Type the records out again in full, exactly.
++++++
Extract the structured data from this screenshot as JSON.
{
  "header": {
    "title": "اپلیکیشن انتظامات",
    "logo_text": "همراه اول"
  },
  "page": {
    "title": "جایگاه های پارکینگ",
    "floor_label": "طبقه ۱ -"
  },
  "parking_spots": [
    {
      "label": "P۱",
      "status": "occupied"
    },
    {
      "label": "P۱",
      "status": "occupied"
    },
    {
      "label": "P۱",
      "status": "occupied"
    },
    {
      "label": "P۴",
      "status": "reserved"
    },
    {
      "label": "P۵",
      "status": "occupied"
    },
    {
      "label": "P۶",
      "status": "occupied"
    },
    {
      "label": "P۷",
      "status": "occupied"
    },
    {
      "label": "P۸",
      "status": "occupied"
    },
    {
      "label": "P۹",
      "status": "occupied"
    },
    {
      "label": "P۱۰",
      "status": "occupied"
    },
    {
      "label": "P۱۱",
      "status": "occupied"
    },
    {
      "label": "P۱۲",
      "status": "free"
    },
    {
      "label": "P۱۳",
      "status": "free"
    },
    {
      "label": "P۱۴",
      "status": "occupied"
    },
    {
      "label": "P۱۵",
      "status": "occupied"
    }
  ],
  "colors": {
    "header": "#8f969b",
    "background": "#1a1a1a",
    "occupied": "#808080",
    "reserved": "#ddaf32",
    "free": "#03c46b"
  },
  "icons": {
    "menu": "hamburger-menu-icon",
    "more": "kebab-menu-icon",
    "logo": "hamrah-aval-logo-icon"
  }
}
++++++
Problem solution =>
Extract the structured data from this screenshot as JSON.
{
  "header": {
    "title": "اپلیکیشن انتظامات",
    "logo_text": "همراه اول"
  },
  "page": {
    "title": "جایگاه های پارکینگ",
    "floor_label": "طبقه ۱ -"
  },
  "parking_spots": [
    {
      "label": "P۱",
      "status": "occupied"
    },
    {
      "label": "P۱",
      "status": "occupied"
    },
    {
      "label": "P۱",
      "status": "occupied"
    },
    {
      "label": "P۴",
      "status": "reserved"
    },
    {
      "label": "P۵",
      "status": "occupied"
    },
    {
      "label": "P۶",
      "status": "occupied"
    },
    {
      "label": "P۷",
      "status": "occupied"
    },
    {
      "label": "P۸",
      "status": "occupied"
    },
    {
      "label": "P۹",
      "status": "occupied"
    },
    {
      "label": "P۱۰",
      "status": "occupied"
    },
    {
      "label": "P۱۱",
      "status": "occupied"
    },
    {
      "label": "P۱۲",
      "status": "free"
    },
    {
      "label": "P۱۳",
      "status": "free"
    },
    {
      "label": "P۱۴",
      "status": "occupied"
    },
    {
      "label": "P۱۵",
      "status": "occupied"
    }
  ],
  "colors": {
    "header": "#8f969b",
    "background": "#1a1a1a",
    "occupied": "#808080",
    "reserved": "#ddaf32",
    "free": "#03c46b"
  },
  "icons": {
    "menu": "hamburger-menu-icon",
    "more": "kebab-menu-icon",
    "logo": "hamrah-aval-logo-icon"
  }
}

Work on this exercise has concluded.